## Material for this task
▼▼▼

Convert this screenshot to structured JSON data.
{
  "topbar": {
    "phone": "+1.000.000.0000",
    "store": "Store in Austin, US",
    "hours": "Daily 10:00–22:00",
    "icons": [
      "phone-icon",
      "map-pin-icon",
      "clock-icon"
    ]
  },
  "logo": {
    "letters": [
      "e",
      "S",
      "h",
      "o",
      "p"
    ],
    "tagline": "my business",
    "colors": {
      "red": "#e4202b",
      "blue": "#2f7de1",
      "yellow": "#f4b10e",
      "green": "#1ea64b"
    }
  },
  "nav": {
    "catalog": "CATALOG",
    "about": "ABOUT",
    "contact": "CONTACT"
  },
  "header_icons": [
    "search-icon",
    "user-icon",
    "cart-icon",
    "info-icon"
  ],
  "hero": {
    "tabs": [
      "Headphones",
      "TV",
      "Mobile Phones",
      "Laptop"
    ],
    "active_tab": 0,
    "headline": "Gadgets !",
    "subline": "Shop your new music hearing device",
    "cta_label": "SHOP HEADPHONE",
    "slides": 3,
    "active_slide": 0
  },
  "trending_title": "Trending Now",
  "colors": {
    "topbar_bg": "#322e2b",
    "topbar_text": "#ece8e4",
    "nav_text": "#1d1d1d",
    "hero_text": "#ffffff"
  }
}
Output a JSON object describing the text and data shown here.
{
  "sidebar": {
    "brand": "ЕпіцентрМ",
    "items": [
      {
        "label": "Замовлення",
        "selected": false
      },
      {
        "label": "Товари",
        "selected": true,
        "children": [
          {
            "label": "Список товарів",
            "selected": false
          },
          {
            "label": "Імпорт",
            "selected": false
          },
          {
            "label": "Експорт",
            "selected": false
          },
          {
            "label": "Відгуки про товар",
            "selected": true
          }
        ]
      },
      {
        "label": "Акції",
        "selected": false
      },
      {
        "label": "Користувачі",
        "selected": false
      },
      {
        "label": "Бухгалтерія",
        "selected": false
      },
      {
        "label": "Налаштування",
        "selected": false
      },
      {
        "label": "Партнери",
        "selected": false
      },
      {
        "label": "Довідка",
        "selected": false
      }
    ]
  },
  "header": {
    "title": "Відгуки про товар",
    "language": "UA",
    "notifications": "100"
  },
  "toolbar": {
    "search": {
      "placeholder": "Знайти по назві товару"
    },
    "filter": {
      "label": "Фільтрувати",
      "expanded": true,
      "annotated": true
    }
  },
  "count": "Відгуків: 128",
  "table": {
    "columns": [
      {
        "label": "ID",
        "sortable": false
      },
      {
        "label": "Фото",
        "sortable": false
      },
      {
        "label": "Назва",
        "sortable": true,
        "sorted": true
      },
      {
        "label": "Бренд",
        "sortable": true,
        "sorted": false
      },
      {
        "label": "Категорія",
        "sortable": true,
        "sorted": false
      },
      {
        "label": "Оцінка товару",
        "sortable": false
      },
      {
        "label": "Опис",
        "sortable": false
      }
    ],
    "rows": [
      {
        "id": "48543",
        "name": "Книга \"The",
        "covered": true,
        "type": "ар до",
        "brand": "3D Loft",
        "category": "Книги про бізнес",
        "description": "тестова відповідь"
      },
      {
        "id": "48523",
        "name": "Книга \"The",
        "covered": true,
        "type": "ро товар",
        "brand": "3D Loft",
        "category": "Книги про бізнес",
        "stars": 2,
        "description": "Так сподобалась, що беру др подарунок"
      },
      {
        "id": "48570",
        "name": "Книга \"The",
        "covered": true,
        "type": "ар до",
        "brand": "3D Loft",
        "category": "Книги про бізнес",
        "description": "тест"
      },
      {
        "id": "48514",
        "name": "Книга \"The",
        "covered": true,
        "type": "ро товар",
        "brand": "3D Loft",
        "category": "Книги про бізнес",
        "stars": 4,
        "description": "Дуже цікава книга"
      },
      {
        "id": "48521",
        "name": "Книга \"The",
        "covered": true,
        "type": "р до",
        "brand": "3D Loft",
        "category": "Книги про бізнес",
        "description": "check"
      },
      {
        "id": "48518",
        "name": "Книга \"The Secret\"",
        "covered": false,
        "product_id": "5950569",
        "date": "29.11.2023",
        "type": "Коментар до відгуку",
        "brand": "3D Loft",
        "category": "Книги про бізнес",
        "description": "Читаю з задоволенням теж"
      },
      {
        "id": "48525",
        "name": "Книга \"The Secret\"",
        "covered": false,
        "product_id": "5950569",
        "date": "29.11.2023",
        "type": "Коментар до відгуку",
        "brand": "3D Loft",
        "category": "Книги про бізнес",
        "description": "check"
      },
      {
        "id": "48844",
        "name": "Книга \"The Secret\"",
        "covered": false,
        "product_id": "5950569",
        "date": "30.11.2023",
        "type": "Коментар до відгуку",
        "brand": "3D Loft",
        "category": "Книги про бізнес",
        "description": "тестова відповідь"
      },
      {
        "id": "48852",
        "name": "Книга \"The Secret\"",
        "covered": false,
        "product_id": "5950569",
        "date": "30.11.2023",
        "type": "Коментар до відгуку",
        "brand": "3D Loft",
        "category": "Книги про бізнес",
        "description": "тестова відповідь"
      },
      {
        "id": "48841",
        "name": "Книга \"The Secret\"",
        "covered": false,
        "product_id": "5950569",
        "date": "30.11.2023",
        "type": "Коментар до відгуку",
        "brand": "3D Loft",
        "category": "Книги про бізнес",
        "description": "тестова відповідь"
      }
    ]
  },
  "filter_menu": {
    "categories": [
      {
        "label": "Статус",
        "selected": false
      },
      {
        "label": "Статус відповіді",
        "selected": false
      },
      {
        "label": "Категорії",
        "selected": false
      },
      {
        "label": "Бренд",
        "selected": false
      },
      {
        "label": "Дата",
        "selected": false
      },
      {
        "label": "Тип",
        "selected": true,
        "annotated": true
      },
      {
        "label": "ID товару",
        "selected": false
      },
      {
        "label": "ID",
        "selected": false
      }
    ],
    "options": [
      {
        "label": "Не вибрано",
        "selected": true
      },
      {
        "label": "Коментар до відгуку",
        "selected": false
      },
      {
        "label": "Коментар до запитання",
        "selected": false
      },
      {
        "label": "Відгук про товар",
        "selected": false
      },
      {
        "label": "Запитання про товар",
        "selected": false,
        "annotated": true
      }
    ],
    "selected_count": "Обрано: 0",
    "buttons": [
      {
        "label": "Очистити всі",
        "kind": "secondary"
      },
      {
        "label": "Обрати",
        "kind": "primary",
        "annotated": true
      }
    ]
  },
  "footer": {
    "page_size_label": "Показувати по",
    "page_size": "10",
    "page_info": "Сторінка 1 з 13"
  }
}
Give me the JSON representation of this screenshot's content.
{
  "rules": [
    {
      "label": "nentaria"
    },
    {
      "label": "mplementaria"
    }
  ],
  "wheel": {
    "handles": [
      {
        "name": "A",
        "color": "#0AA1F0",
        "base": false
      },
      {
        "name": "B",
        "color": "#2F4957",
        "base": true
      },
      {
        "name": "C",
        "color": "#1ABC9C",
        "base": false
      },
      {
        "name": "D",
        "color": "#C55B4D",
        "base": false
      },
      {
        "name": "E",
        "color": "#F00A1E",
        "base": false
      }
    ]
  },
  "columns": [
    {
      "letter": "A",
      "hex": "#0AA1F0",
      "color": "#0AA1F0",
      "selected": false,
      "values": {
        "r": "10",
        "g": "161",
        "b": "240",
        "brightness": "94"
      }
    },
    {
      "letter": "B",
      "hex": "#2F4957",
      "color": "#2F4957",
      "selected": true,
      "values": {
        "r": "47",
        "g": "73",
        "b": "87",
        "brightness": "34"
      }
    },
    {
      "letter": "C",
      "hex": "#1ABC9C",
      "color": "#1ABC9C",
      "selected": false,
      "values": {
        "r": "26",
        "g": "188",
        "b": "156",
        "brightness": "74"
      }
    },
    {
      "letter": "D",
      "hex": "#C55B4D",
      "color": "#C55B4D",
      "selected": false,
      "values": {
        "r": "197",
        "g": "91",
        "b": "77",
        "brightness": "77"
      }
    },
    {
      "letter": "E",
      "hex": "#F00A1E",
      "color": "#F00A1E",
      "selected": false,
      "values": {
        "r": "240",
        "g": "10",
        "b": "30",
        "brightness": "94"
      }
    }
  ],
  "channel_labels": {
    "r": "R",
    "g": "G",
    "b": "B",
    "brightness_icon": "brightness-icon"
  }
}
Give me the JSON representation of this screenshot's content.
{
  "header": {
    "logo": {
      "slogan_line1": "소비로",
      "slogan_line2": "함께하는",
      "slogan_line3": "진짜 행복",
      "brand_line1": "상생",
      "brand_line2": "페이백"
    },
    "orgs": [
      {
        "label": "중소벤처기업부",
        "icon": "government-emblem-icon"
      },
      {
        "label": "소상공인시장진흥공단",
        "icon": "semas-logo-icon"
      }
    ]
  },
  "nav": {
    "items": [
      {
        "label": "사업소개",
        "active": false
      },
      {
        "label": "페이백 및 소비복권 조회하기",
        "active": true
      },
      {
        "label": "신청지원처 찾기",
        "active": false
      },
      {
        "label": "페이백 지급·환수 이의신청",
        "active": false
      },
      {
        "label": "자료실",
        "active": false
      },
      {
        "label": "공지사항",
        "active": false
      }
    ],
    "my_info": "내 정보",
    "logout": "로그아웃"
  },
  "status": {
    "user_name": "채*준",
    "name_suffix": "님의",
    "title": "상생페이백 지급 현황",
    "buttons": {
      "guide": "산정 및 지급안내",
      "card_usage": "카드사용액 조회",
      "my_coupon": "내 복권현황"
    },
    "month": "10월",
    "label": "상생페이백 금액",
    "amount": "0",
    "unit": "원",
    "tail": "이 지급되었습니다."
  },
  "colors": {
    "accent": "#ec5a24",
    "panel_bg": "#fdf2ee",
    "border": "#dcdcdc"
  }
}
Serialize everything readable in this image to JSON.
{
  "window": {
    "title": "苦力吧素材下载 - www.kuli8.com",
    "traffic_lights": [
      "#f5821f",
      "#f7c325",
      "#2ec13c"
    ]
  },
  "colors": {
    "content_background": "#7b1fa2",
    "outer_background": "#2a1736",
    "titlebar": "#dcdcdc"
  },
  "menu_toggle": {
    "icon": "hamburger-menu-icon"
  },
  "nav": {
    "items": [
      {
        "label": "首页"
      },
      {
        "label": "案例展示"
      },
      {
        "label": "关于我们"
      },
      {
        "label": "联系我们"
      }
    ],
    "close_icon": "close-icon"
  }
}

▲▲▲

## Exercise goal
Please quote exactly the lines from the one containing "Serialize everything readable" through the last line of the records above, both included, and nothing else.

## Exercise answer
Serialize everything readable in this image to JSON.
{
  "window": {
    "title": "苦力吧素材下载 - www.kuli8.com",
    "traffic_lights": [
      "#f5821f",
      "#f7c325",
      "#2ec13c"
    ]
  },
  "colors": {
    "content_background": "#7b1fa2",
    "outer_background": "#2a1736",
    "titlebar": "#dcdcdc"
  },
  "menu_toggle": {
    "icon": "hamburger-menu-icon"
  },
  "nav": {
    "items": [
      {
        "label": "首页"
      },
      {
        "label": "案例展示"
      },
      {
        "label": "关于我们"
      },
      {
        "label": "联系我们"
      }
    ],
    "close_icon": "close-icon"
  }
}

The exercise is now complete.